**Task**
Transcribe all records exactly.

**Records**
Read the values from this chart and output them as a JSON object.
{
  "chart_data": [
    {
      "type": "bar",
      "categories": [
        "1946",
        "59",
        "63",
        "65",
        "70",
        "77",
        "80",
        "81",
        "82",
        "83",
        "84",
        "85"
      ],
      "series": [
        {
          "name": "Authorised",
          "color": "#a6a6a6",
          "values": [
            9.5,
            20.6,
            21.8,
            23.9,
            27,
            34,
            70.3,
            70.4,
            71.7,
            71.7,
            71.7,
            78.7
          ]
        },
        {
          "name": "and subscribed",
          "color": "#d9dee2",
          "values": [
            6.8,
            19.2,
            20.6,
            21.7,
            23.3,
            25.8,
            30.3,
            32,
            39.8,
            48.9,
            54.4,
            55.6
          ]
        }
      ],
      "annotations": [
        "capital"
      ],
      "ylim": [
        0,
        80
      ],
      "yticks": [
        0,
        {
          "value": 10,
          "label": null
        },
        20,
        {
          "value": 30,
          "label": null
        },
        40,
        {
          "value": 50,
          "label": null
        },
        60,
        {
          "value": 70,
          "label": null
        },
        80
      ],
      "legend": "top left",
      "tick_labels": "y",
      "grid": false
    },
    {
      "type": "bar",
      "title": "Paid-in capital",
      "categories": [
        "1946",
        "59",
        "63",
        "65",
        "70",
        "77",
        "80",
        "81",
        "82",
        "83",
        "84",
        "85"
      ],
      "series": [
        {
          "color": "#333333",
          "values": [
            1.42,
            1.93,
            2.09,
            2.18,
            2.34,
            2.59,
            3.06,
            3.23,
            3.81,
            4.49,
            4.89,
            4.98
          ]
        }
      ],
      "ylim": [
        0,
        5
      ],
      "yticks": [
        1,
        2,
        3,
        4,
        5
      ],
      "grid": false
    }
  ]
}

**The completed task**
Read the values from this chart and output them as a JSON object.
{
  "chart_data": [
    {
      "type": "bar",
      "categories": [
        "1946",
        "59",
        "63",
        "65",
        "70",
        "77",
        "80",
        "81",
        "82",
        "83",
        "84",
        "85"
      ],
      "series": [
        {
          "name": "Authorised",
          "color": "#a6a6a6",
          "values": [
            9.5,
            20.6,
            21.8,
            23.9,
            27,
            34,
            70.3,
            70.4,
            71.7,
            71.7,
            71.7,
            78.7
          ]
        },
        {
          "name": "and subscribed",
          "color": "#d9dee2",
          "values": [
            6.8,
            19.2,
            20.6,
            21.7,
            23.3,
            25.8,
            30.3,
            32,
            39.8,
            48.9,
            54.4,
            55.6
          ]
        }
      ],
      "annotations": [
        "capital"
      ],
      "ylim": [
        0,
        80
      ],
      "yticks": [
        0,
        {
          "value": 10,
          "label": null
        },
        20,
        {
          "value": 30,
          "label": null
        },
        40,
        {
          "value": 50,
          "label": null
        },
        60,
        {
          "value": 70,
          "label": null
        },
        80
      ],
      "legend": "top left",
      "tick_labels": "y",
      "grid": false
    },
    {
      "type": "bar",
      "title": "Paid-in capital",
      "categories": [
        "1946",
        "59",
        "63",
        "65",
        "70",
        "77",
        "80",
        "81",
        "82",
        "83",
        "84",
        "85"
      ],
      "series": [
        {
          "color": "#333333",
          "values": [
            1.42,
            1.93,
            2.09,
            2.18,
            2.34,
            2.59,
            3.06,
            3.23,
            3.81,
            4.49,
            4.89,
            4.98
          ]
        }
      ],
      "ylim": [
        0,
        5
      ],
      "yticks": [
        1,
        2,
        3,
        4,
        5
      ],
      "grid": false
    }
  ]
}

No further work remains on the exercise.